* Written exercise: Filter the entries below, keeping every line that has the word "projects".

* Entries provided:

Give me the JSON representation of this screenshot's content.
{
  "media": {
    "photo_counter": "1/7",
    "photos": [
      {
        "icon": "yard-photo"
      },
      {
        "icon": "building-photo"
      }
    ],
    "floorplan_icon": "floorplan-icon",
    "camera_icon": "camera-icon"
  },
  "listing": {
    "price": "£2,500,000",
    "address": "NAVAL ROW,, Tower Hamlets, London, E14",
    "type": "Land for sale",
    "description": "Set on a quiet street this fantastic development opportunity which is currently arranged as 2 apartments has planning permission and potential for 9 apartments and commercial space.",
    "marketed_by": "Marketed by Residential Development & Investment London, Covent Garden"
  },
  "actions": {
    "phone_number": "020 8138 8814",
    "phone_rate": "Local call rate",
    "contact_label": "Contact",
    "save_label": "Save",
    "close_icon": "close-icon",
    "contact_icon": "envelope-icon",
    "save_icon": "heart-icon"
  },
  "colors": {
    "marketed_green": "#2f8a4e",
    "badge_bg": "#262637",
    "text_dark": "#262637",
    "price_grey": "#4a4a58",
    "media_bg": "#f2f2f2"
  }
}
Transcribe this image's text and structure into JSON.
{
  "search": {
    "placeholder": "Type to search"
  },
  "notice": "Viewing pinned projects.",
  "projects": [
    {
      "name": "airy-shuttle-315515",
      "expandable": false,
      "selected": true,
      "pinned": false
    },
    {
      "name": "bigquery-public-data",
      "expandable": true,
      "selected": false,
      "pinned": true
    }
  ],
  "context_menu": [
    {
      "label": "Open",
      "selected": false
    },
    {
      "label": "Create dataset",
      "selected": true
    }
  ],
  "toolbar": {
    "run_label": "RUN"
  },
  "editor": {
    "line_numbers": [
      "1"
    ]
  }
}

* Final result:
  "notice": "Viewing pinned projects.",
  "projects": [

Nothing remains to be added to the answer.